§ **What is required**
Find the lines that contain the word "screenshot" and copy each one.

Start Extracted material

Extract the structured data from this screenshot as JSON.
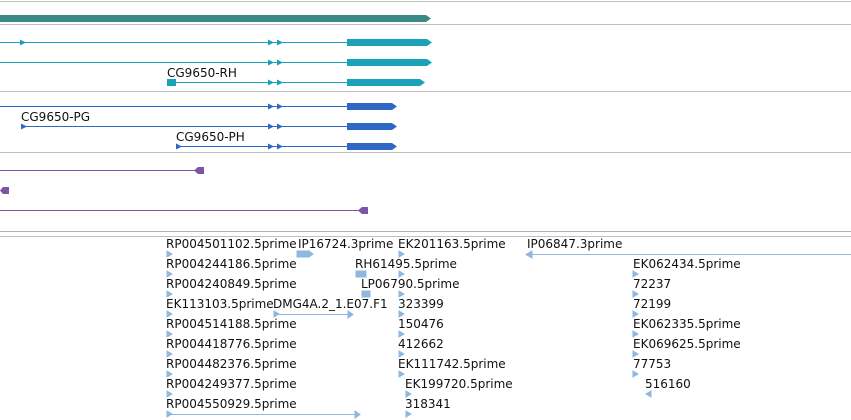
{
  "colors": {
    "gene": "#3a8a86",
    "transcript_rh": "#1aa3b8",
    "transcript_pg": "#2f68c4",
    "purple": "#7d55a4",
    "est": "#8fb7df",
    "separator": "#bfbfbf"
  },
  "labels": {
    "cg9650_rh": "CG9650-RH",
    "cg9650_pg": "CG9650-PG",
    "cg9650_ph": "CG9650-PH"
  },
  "est_labels": [
    "RP004501102.5prime",
    "IP16724.3prime",
    "EK201163.5prime",
    "IP06847.3prime",
    "RP004244186.5prime",
    "RH61495.5prime",
    "EK062434.5prime",
    "RP004240849.5prime",
    "LP06790.5prime",
    "72237",
    "EK113103.5prime",
    "DMG4A.2_1.E07.F1",
    "323399",
    "72199",
    "RP004514188.5prime",
    "150476",
    "EK062335.5prime",
    "RP004418776.5prime",
    "412662",
    "EK069625.5prime",
    "RP004482376.5prime",
    "EK111742.5prime",
    "77753",
    "RP004249377.5prime",
    "EK199720.5prime",
    "516160",
    "RP004550929.5prime",
    "318341"
  ]
}
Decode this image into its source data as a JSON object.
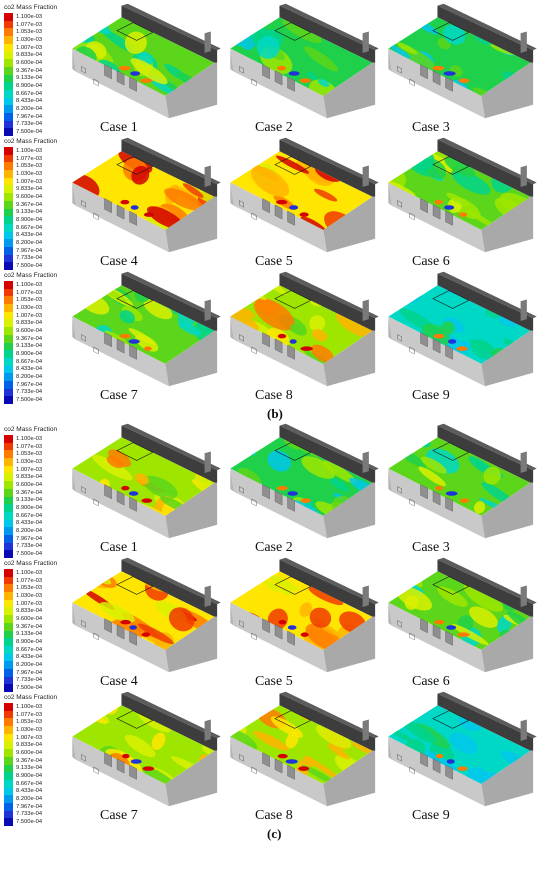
{
  "legend": {
    "title": "co2 Mass Fraction",
    "levels": [
      {
        "label": "1.100e-03",
        "color": "#d40000"
      },
      {
        "label": "1.077e-03",
        "color": "#f03a00"
      },
      {
        "label": "1.053e-03",
        "color": "#ff7a00"
      },
      {
        "label": "1.030e-03",
        "color": "#ffb400"
      },
      {
        "label": "1.007e-03",
        "color": "#ffe600"
      },
      {
        "label": "9.833e-04",
        "color": "#d9f000"
      },
      {
        "label": "9.600e-04",
        "color": "#9ee600"
      },
      {
        "label": "9.367e-04",
        "color": "#5cd61a"
      },
      {
        "label": "9.133e-04",
        "color": "#1fd14a"
      },
      {
        "label": "8.900e-04",
        "color": "#00d48c"
      },
      {
        "label": "8.667e-04",
        "color": "#00d8c6"
      },
      {
        "label": "8.433e-04",
        "color": "#00c8ea"
      },
      {
        "label": "8.200e-04",
        "color": "#0099f0"
      },
      {
        "label": "7.967e-04",
        "color": "#0060e8"
      },
      {
        "label": "7.733e-04",
        "color": "#1f33d8"
      },
      {
        "label": "7.500e-04",
        "color": "#0a0ab4"
      }
    ]
  },
  "panels": [
    {
      "label": "(b)",
      "cases": [
        {
          "caption": "Case 1",
          "tone": 2
        },
        {
          "caption": "Case 2",
          "tone": 1
        },
        {
          "caption": "Case 3",
          "tone": 1
        },
        {
          "caption": "Case 4",
          "tone": 4
        },
        {
          "caption": "Case 5",
          "tone": 5
        },
        {
          "caption": "Case 6",
          "tone": 2
        },
        {
          "caption": "Case 7",
          "tone": 2
        },
        {
          "caption": "Case 8",
          "tone": 3
        },
        {
          "caption": "Case 9",
          "tone": 0
        }
      ]
    },
    {
      "label": "(c)",
      "cases": [
        {
          "caption": "Case 1",
          "tone": 3
        },
        {
          "caption": "Case 2",
          "tone": 1
        },
        {
          "caption": "Case 3",
          "tone": 2
        },
        {
          "caption": "Case 4",
          "tone": 4
        },
        {
          "caption": "Case 5",
          "tone": 5
        },
        {
          "caption": "Case 6",
          "tone": 2
        },
        {
          "caption": "Case 7",
          "tone": 3
        },
        {
          "caption": "Case 8",
          "tone": 3
        },
        {
          "caption": "Case 9",
          "tone": 0
        }
      ]
    }
  ]
}
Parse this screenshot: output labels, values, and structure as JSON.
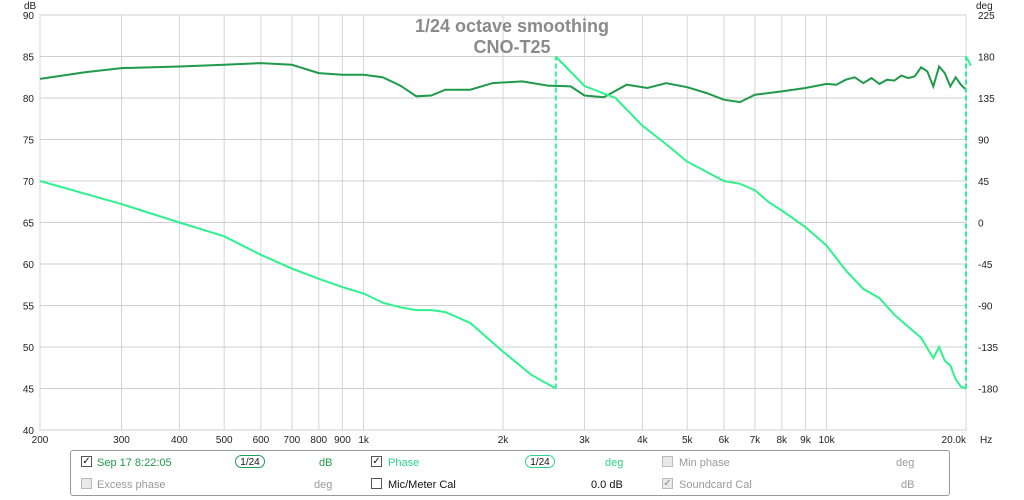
{
  "chart_data": {
    "type": "line",
    "title": "1/24 octave smoothing",
    "subtitle": "CNO-T25",
    "x_scale": "log",
    "xlim": [
      200,
      20000
    ],
    "x_ticks": [
      {
        "v": 200,
        "label": "200"
      },
      {
        "v": 300,
        "label": "300"
      },
      {
        "v": 400,
        "label": "400"
      },
      {
        "v": 500,
        "label": "500"
      },
      {
        "v": 600,
        "label": "600"
      },
      {
        "v": 700,
        "label": "700"
      },
      {
        "v": 800,
        "label": "800"
      },
      {
        "v": 900,
        "label": "900"
      },
      {
        "v": 1000,
        "label": "1k"
      },
      {
        "v": 2000,
        "label": "2k"
      },
      {
        "v": 3000,
        "label": "3k"
      },
      {
        "v": 4000,
        "label": "4k"
      },
      {
        "v": 5000,
        "label": "5k"
      },
      {
        "v": 6000,
        "label": "6k"
      },
      {
        "v": 7000,
        "label": "7k"
      },
      {
        "v": 8000,
        "label": "8k"
      },
      {
        "v": 9000,
        "label": "9k"
      },
      {
        "v": 10000,
        "label": "10k"
      },
      {
        "v": 20000,
        "label": "20.0k"
      }
    ],
    "x_unit": "Hz",
    "left_axis": {
      "unit": "dB",
      "ylim": [
        40,
        90
      ],
      "ticks": [
        40,
        45,
        50,
        55,
        60,
        65,
        70,
        75,
        80,
        85,
        90
      ]
    },
    "right_axis": {
      "unit": "deg",
      "ylim": [
        -225,
        225
      ],
      "ticks": [
        -180,
        -135,
        -90,
        -45,
        0,
        45,
        90,
        135,
        180,
        225
      ]
    },
    "grid": true,
    "series": [
      {
        "name": "Sep 17 8:22:05",
        "axis": "left",
        "color": "#1f9a4b",
        "x": [
          200,
          250,
          300,
          400,
          500,
          600,
          700,
          800,
          900,
          1000,
          1100,
          1200,
          1300,
          1400,
          1500,
          1700,
          1900,
          2200,
          2500,
          2800,
          3000,
          3300,
          3700,
          4100,
          4500,
          5000,
          5500,
          6000,
          6500,
          7000,
          8000,
          9000,
          10000,
          10500,
          11000,
          11500,
          12000,
          12500,
          13000,
          13500,
          14000,
          14500,
          15000,
          15500,
          16000,
          16500,
          17000,
          17500,
          18000,
          18500,
          19000,
          19500,
          20000
        ],
        "y": [
          82.3,
          83.1,
          83.6,
          83.8,
          84.0,
          84.2,
          84.0,
          83.0,
          82.8,
          82.8,
          82.5,
          81.5,
          80.2,
          80.3,
          81.0,
          81.0,
          81.8,
          82.0,
          81.5,
          81.4,
          80.3,
          80.1,
          81.6,
          81.2,
          81.8,
          81.3,
          80.6,
          79.8,
          79.5,
          80.4,
          80.8,
          81.2,
          81.7,
          81.6,
          82.2,
          82.5,
          81.8,
          82.4,
          81.7,
          82.2,
          82.1,
          82.7,
          82.4,
          82.6,
          83.7,
          83.2,
          81.4,
          83.8,
          83.0,
          81.4,
          82.5,
          81.6,
          81.0
        ]
      },
      {
        "name": "Phase",
        "axis": "right",
        "color": "#2ef28e",
        "x": [
          200,
          300,
          400,
          500,
          600,
          700,
          800,
          900,
          1000,
          1100,
          1200,
          1300,
          1400,
          1500,
          1700,
          2000,
          2300,
          2600,
          2601,
          3000,
          3500,
          4000,
          4500,
          5000,
          5500,
          6000,
          6500,
          7000,
          7500,
          8000,
          9000,
          10000,
          11000,
          12000,
          13000,
          14000,
          15000,
          16000,
          17000,
          17500,
          18000,
          18500,
          19000,
          19500,
          20000,
          20001,
          20500
        ],
        "y": [
          45,
          20,
          0,
          -15,
          -35,
          -50,
          -61,
          -70,
          -77,
          -87,
          -92,
          -95,
          -95,
          -97,
          -109,
          -140,
          -165,
          -180,
          180,
          148,
          135,
          105,
          85,
          66,
          55,
          45,
          42,
          35,
          22,
          13,
          -5,
          -25,
          -52,
          -72,
          -82,
          -100,
          -113,
          -125,
          -147,
          -135,
          -150,
          -155,
          -170,
          -178,
          -180,
          180,
          170
        ]
      }
    ]
  },
  "legend": {
    "row1": {
      "measure_label": "Sep 17 8:22:05",
      "measure_smoothing": "1/24",
      "measure_unit": "dB",
      "phase_label": "Phase",
      "phase_smoothing": "1/24",
      "phase_unit": "deg",
      "minphase_label": "Min phase",
      "minphase_unit": "deg"
    },
    "row2": {
      "excess_label": "Excess phase",
      "excess_unit": "deg",
      "micmeter_label": "Mic/Meter Cal",
      "micmeter_value": "0.0 dB",
      "soundcard_label": "Soundcard Cal",
      "soundcard_unit": "dB"
    }
  }
}
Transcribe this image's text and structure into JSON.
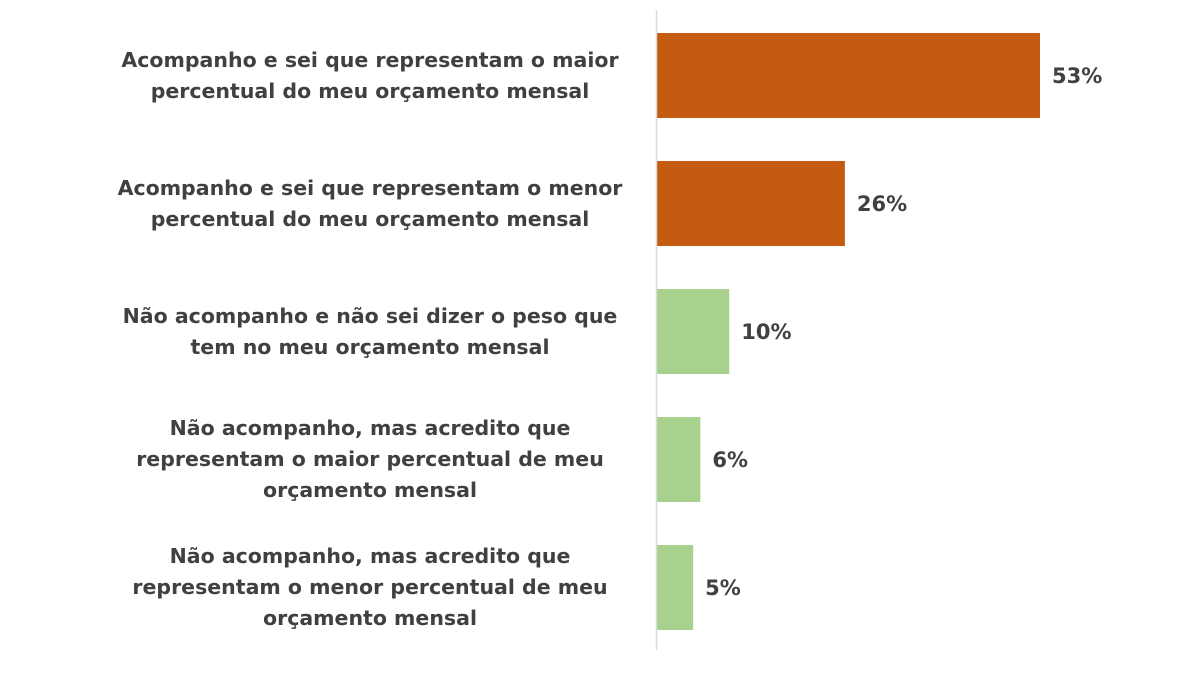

End Extracted material

§ **Task result**
Extract the structured data from this screenshot as JSON.
Parse this screenshot: output labels, values, and structure as JSON.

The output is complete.